(TASKS TO CARRY OUT):
(A) Summarize the Postgres windowing functions passage below in two sentences.
(B) Reproduce the Postgres windowing functions passage below word for word, covering everything from "Let us understand" down to "within **OVER** Clause.".

(SOURCE PASSAGE):

Let us go through the list of Windowing functions supported by Postgres.
* `lead` and `lag`
* `first_value` and `last_value`
* We can either use `ORDER BY sort_column` or `PARTITION BY partition_column ORDER BY sort_column` while using Windowing Functions.

In [None]:
%load_ext sql

### Getting LEAD and LAG values

Let us understand LEAD and LAG functions to get column values from following or prior records.

Here is the example where we can get prior or following records based on **ORDER BY** within **OVER** Clause.

(EXCERPTED RECORDS):
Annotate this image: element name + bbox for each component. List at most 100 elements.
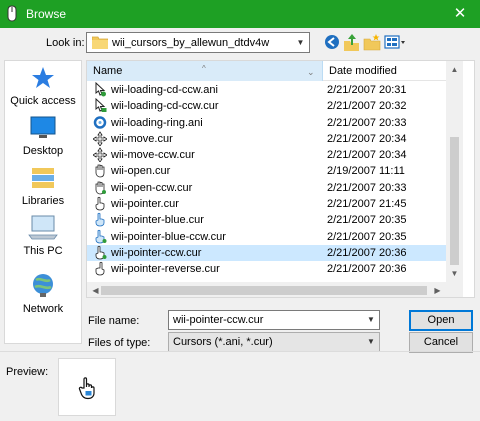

--

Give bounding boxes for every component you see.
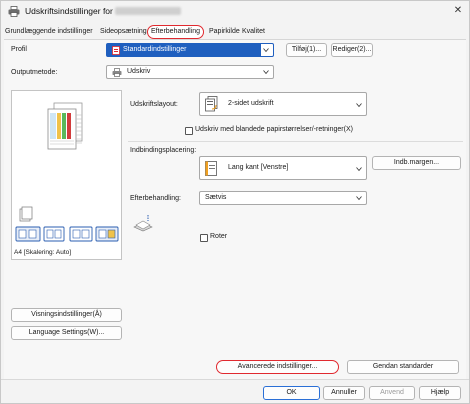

==

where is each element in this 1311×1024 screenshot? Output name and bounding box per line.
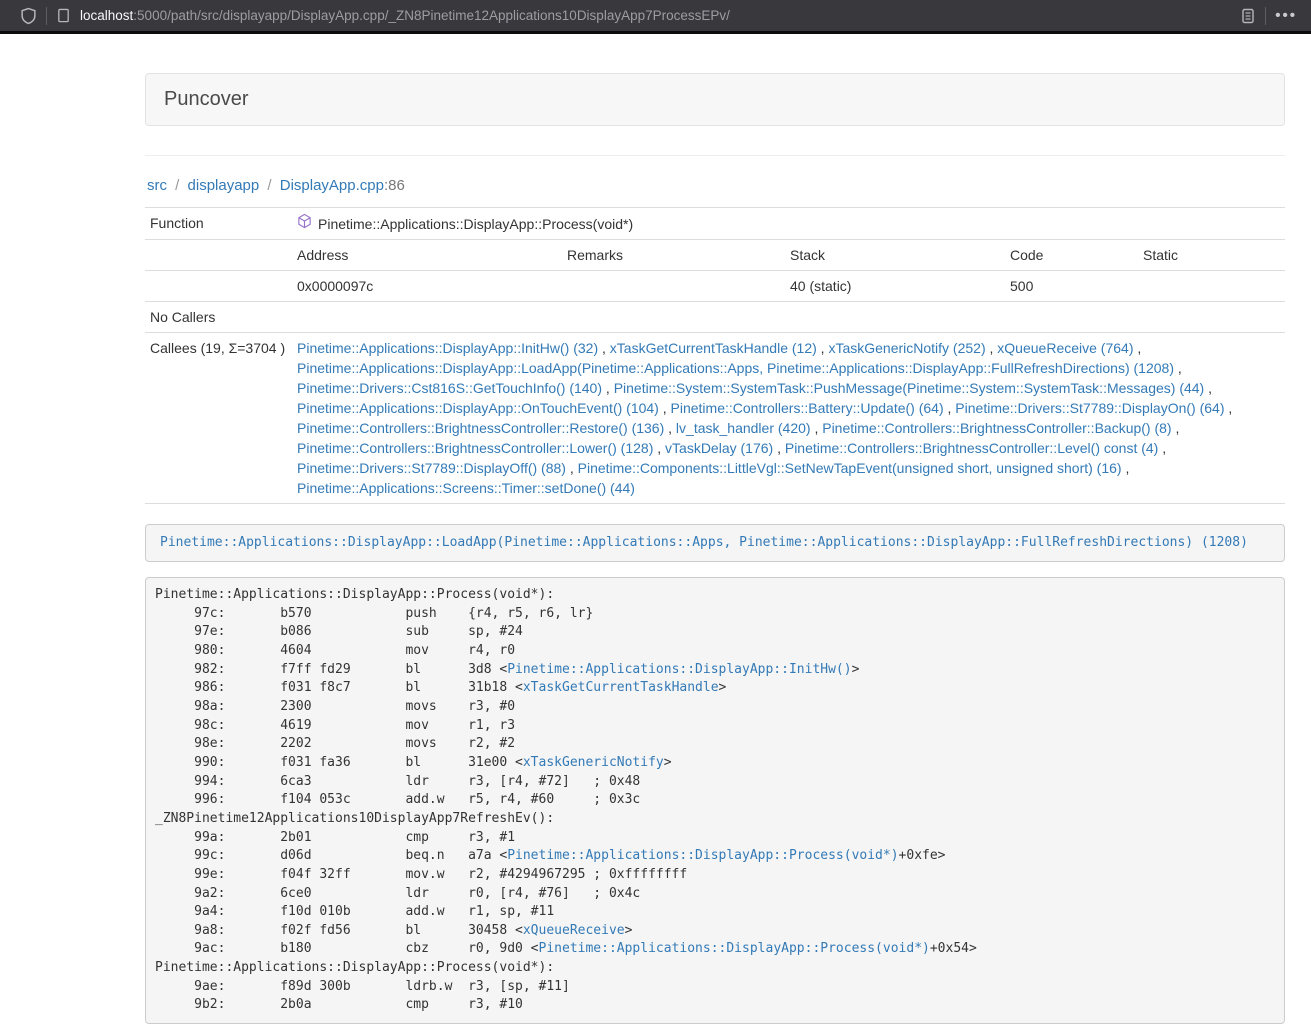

(COMPLETED EXERCISE):
(A) The passage lists windowing functions supported by Postgres, including lead and lag and first_value and last_value, and notes that they can be used with either ORDER BY sort_column or PARTITION BY partition_column ORDER BY sort_column. It then introduces LEAD and LAG as functions that get column values from following or prior records based on ORDER BY within the OVER clause.

(B)
Let us understand LEAD and LAG functions to get column values from following or prior records.

Here is the example where we can get prior or following records based on **ORDER BY** within **OVER** Clause.